## EXERCISES
[A] Answer these from the Kurdish issue interview, labeling each answer to match its question:
(i) What name did Turks use for the Kurds?
(ii) In which decades did the Turkish state work to construct a Turkish national identity?
(iii) By what time had the Turkish state suppressed the rebellions?
[B] For each statement, decide whether the Kurdish issue interview supports it. Answer yes or no and quote the words that decide it.
(i) Kurdish leaders in east and southeastern Anatolia backed the effort to build a centralized state.
(ii) Some Kurds reached the top levels of the state apparatus.
(iii) By the post-World War II period, a reasonable sense of national identity existed in most of Turkey.
[C] Carry the interview on the Turkish Kurdish issue forward from its last line.

## PROVIDED TEXT
(begin)
December 18, 2003 Edition 21 Volume 1
 

A multi-cultural society

an interview with  Kemal Kirisci

BI: What are the origins of the Turkish Kurdish issue?

Kirisci: The origins lie in the effort of the Turkish state in the 1920s and 1930s to construct a Turkish national identity and engage in nation building in a geography that lacked a homogenious national identity. Turks referred to the Kurds as "Mountain Turks" rather than acknowledge or recognize that they have a separate cultural ethnic identity, just like Arabs, Bosnians and others living in this geography.

The Kurdish leaders in east and southeastern Anatolia resisted this nation building process, as well as the efforts to build a centralized state. This resistance led to a series of rebellions. By the late 1930s, the Turkish state had succeeeded in suppressing them and by the post-World War II period the state had achieved a reasonable sense of national identity in most of Turkey with the possible exception of Kurdish-populated areas. There were also many Kurds who integrated themselves into the larger Turkish society, including many who made it to the highest echelons of the state apparatus.

BI: And in recent decades?
(end)
## DATA SECTION
(begin)
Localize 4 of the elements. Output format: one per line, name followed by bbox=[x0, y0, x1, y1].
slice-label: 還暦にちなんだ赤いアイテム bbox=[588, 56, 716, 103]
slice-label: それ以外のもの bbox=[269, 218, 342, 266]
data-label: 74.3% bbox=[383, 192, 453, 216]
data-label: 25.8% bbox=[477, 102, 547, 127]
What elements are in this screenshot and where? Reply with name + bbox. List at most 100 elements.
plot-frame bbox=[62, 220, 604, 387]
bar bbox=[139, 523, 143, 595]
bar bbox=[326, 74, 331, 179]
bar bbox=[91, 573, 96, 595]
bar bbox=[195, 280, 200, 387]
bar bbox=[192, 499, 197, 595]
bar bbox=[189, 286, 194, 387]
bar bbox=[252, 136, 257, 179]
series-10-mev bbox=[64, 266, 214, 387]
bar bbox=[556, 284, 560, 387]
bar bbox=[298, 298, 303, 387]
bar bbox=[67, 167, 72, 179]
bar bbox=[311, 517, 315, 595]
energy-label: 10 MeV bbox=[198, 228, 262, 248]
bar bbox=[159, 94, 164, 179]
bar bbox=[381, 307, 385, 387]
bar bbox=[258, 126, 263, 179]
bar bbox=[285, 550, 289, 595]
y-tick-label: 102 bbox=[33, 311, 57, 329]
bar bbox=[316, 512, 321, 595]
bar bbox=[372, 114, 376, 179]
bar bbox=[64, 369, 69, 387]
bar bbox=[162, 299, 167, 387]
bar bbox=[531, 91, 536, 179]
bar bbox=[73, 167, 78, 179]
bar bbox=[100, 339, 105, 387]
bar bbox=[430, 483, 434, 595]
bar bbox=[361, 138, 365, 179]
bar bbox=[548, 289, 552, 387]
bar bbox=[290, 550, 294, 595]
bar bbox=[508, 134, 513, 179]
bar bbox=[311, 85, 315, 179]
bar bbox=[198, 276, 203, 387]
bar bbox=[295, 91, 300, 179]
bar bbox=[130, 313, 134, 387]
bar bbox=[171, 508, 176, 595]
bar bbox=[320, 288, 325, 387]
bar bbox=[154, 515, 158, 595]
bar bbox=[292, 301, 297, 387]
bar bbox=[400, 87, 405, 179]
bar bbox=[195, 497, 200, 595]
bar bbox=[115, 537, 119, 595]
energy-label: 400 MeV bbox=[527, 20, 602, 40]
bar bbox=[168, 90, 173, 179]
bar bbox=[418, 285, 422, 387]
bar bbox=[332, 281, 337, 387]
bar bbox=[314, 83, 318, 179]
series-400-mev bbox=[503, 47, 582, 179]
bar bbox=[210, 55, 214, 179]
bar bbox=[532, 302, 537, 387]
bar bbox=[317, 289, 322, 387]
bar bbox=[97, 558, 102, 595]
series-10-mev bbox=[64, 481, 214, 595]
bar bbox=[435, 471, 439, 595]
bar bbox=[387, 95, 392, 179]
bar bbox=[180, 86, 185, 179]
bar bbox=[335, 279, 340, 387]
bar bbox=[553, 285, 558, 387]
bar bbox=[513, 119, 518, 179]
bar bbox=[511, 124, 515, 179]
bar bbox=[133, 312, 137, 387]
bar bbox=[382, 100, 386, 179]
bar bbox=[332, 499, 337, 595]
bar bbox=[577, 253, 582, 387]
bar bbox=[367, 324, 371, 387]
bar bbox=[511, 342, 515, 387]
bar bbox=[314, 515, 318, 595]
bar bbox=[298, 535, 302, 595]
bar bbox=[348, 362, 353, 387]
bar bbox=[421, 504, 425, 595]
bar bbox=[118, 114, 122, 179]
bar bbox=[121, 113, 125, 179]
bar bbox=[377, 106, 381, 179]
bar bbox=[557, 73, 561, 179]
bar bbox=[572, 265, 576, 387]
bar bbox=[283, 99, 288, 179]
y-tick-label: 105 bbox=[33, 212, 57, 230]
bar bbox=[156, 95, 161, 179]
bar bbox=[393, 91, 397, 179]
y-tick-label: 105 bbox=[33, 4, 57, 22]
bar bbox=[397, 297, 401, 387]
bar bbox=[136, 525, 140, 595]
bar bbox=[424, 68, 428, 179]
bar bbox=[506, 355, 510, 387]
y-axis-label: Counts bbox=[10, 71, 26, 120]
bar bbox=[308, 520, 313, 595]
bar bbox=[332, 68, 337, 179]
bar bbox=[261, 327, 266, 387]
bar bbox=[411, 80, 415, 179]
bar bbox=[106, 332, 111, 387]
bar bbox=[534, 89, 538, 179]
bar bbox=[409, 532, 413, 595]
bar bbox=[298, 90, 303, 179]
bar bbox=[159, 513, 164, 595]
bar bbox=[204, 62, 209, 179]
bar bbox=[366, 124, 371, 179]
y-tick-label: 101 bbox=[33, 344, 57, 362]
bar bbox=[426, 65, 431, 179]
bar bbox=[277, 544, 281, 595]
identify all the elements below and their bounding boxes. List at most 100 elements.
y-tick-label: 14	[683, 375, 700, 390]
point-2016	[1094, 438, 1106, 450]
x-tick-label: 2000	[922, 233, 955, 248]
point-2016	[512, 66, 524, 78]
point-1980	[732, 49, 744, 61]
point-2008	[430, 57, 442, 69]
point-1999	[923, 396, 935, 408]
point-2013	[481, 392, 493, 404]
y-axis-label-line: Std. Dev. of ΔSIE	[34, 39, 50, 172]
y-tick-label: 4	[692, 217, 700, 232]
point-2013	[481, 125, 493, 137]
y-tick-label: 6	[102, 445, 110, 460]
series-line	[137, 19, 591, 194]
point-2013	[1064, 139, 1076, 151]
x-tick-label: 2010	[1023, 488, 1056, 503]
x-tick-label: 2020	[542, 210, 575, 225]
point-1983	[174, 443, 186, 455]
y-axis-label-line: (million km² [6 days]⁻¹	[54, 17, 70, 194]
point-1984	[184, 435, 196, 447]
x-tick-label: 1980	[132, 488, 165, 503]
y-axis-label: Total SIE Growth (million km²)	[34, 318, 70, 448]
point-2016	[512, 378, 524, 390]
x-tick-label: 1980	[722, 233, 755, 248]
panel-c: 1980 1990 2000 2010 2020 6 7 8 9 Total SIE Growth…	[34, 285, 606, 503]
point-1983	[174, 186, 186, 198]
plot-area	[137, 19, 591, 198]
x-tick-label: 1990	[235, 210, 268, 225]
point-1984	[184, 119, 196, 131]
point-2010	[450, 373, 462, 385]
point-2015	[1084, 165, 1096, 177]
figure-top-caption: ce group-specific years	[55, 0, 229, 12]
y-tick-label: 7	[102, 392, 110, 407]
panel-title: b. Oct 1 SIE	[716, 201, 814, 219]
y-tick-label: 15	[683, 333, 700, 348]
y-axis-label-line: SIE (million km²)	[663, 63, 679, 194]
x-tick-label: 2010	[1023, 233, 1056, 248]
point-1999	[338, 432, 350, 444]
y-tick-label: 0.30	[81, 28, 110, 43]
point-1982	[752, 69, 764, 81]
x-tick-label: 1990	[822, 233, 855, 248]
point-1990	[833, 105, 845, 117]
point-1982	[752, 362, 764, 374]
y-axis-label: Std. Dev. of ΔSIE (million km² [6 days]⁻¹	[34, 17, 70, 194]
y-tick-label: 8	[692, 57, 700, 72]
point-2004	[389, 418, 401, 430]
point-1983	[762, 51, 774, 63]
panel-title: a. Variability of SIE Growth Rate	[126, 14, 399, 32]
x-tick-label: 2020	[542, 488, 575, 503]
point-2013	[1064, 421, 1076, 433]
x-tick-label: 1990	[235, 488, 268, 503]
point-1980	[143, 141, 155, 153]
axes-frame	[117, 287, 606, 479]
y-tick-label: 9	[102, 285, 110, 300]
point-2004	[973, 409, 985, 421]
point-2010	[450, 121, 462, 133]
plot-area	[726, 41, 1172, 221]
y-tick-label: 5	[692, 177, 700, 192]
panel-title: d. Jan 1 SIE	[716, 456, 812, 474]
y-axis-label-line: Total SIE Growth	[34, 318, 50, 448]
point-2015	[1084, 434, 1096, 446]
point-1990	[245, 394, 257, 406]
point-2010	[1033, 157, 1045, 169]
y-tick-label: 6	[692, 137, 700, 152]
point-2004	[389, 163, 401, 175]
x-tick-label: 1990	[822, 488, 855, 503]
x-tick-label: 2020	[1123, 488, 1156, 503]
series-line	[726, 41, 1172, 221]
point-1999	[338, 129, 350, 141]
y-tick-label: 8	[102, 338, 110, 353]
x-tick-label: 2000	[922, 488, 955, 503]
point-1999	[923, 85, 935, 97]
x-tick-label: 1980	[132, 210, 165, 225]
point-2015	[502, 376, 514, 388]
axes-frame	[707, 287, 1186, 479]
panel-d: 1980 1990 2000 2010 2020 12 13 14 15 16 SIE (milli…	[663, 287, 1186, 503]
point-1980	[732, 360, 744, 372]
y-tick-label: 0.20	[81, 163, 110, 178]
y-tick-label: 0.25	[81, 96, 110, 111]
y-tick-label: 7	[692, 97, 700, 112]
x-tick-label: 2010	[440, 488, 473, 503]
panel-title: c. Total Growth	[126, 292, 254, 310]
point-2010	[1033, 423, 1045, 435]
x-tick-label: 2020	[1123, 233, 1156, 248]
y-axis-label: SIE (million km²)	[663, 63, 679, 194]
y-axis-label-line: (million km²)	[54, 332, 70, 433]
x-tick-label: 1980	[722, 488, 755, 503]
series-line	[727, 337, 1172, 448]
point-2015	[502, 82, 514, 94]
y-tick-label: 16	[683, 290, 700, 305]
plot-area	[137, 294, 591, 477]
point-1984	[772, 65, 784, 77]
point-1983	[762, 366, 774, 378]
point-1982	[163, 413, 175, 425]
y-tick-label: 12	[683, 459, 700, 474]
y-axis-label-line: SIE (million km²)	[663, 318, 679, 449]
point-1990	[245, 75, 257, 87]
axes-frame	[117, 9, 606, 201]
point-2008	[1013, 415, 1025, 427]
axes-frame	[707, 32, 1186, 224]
(end)
## ANSWERS BY TASK
[A]
(i) "Mountain Turks"
(ii) The 1920s and 1930s
(iii) By the late 1930s

[B]
(i) No: "The Kurdish leaders in east and southeastern Anatolia resisted this nation building process, as well as the efforts to build a centralized state."
(ii) Yes: "including many who made it to the highest echelons of the state apparatus."
(iii) Yes: "by the post-World War II period the state had achieved a reasonable sense of national identity in most of Turkey"

[C]
Kirisci: Starting from the 1960s, with the rise of left wing groups in Turkey, some began to address the Kurdish question, particularly in the context of class conflict, imperialism and colonization. The late 1970s saw a polarization between the Turkish and the Kurdish left-wing groups and it was in this context that the infamous PKK (Kurdish Workers Party) emerged. From the mid-'80s the PKK waged an armed struggle against the Turkish state with the declared intention of setting up a Marxist-Leninist Kurdish state covering the geographic areas populated by Kurds in Turkey as well as in neighboring countries, especially Iran and Iraq. The first Gulf crisis enabled them to acquire bases from which they could coordinate larger guerilla-type infiltrations into Turkey, while in some of the urban centers of southeastern Anatolia they attempted to organize urban uprisings. By 1993, the PKK was claiming liberated areas in some of these urban centers. This was the period when the Turkish state's authority in the area was most deeply challenged. Subsequently the Turkish security forces, sometimes at a high cost in human rights violations, mounted a counter-offensive that gradually undermined the PKK's control. By 1995-96, Turkey was coming under heavy criticism from the international community, particularly in western Europe where large Kurdish diasporas had formed, and in the United States.

By 1998, the Turkish security forces had generally isolated the PKK into parts of northern Iraq, where the Turkish military set up its own presence, while the leadership of the PKK resided in Syria. In the fall of 1998, Turkey's threat to intervene militarily in Syria if the authorities did not turn over Abdullah Ocalan, leader of the PKK, obliged Damascus to force Ocalan to leave. The Turkish secret service eventually apprehended Ocalan with American assistance as he left the Greek Embassy in Nairobi, Kenya.

In his trial in the late spring of 1999, Ocalan revealed embarrassing information about the extent of international support he had received, including that from Syria and NATO countries. In a volte face, he also declared that he had been mistaken, and wished from now on to work to solve the problem within a democratic Turkey, [thus] abandoning the PKK's previous agendas of secession or territorial autonomy.

BI: What changes have taken place since then in the status of Turkish Kurds?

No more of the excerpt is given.